Problem to work on: Transcribe the full listing exactly, and drop every picture.

Given entries:
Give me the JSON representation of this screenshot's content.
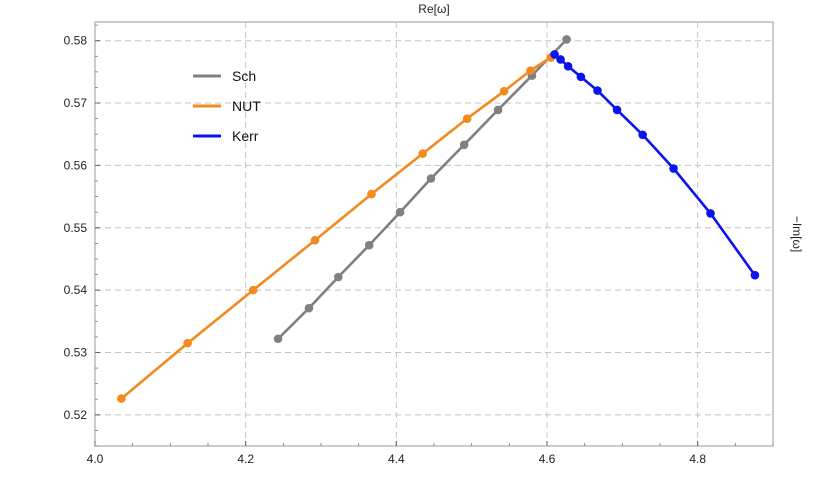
{
  "chart_data": {
    "type": "line",
    "title": "",
    "xlabel": "Re[ω]",
    "ylabel": "−Im[ω]",
    "xlim": [
      4.0,
      4.9
    ],
    "ylim": [
      0.515,
      0.583
    ],
    "x_ticks": [
      4.0,
      4.2,
      4.4,
      4.6,
      4.8
    ],
    "x_tick_labels": [
      "4.0",
      "4.2",
      "4.4",
      "4.6",
      "4.8"
    ],
    "y_ticks": [
      0.52,
      0.53,
      0.54,
      0.55,
      0.56,
      0.57,
      0.58
    ],
    "y_tick_labels": [
      "0.52",
      "0.53",
      "0.54",
      "0.55",
      "0.56",
      "0.57",
      "0.58"
    ],
    "grid": true,
    "legend_position": "top-left",
    "series": [
      {
        "name": "Sch",
        "color": "#808080",
        "x": [
          4.243,
          4.284,
          4.323,
          4.364,
          4.405,
          4.446,
          4.49,
          4.535,
          4.58,
          4.626
        ],
        "y": [
          0.5322,
          0.5371,
          0.5421,
          0.5472,
          0.5525,
          0.5579,
          0.5633,
          0.5689,
          0.5744,
          0.5802
        ]
      },
      {
        "name": "NUT",
        "color": "#F28A1E",
        "x": [
          4.035,
          4.123,
          4.21,
          4.292,
          4.367,
          4.435,
          4.494,
          4.543,
          4.578,
          4.605
        ],
        "y": [
          0.5226,
          0.5315,
          0.54,
          0.548,
          0.5554,
          0.5619,
          0.5675,
          0.5719,
          0.5752,
          0.5773
        ]
      },
      {
        "name": "Kerr",
        "color": "#0A14F0",
        "x": [
          4.61,
          4.618,
          4.628,
          4.645,
          4.667,
          4.693,
          4.727,
          4.768,
          4.817,
          4.876
        ],
        "y": [
          0.5778,
          0.577,
          0.5759,
          0.5742,
          0.572,
          0.5689,
          0.5649,
          0.5595,
          0.5523,
          0.5424
        ]
      }
    ]
  }
}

Answer to this exercise:
Give me the JSON representation of this screenshot's content.
{
  "chart_data": {
    "type": "line",
    "title": "",
    "xlabel": "Re[ω]",
    "ylabel": "−Im[ω]",
    "xlim": [
      4.0,
      4.9
    ],
    "ylim": [
      0.515,
      0.583
    ],
    "x_ticks": [
      4.0,
      4.2,
      4.4,
      4.6,
      4.8
    ],
    "x_tick_labels": [
      "4.0",
      "4.2",
      "4.4",
      "4.6",
      "4.8"
    ],
    "y_ticks": [
      0.52,
      0.53,
      0.54,
      0.55,
      0.56,
      0.57,
      0.58
    ],
    "y_tick_labels": [
      "0.52",
      "0.53",
      "0.54",
      "0.55",
      "0.56",
      "0.57",
      "0.58"
    ],
    "grid": true,
    "legend_position": "top-left",
    "series": [
      {
        "name": "Sch",
        "color": "#808080",
        "x": [
          4.243,
          4.284,
          4.323,
          4.364,
          4.405,
          4.446,
          4.49,
          4.535,
          4.58,
          4.626
        ],
        "y": [
          0.5322,
          0.5371,
          0.5421,
          0.5472,
          0.5525,
          0.5579,
          0.5633,
          0.5689,
          0.5744,
          0.5802
        ]
      },
      {
        "name": "NUT",
        "color": "#F28A1E",
        "x": [
          4.035,
          4.123,
          4.21,
          4.292,
          4.367,
          4.435,
          4.494,
          4.543,
          4.578,
          4.605
        ],
        "y": [
          0.5226,
          0.5315,
          0.54,
          0.548,
          0.5554,
          0.5619,
          0.5675,
          0.5719,
          0.5752,
          0.5773
        ]
      },
      {
        "name": "Kerr",
        "color": "#0A14F0",
        "x": [
          4.61,
          4.618,
          4.628,
          4.645,
          4.667,
          4.693,
          4.727,
          4.768,
          4.817,
          4.876
        ],
        "y": [
          0.5778,
          0.577,
          0.5759,
          0.5742,
          0.572,
          0.5689,
          0.5649,
          0.5595,
          0.5523,
          0.5424
        ]
      }
    ]
  }
}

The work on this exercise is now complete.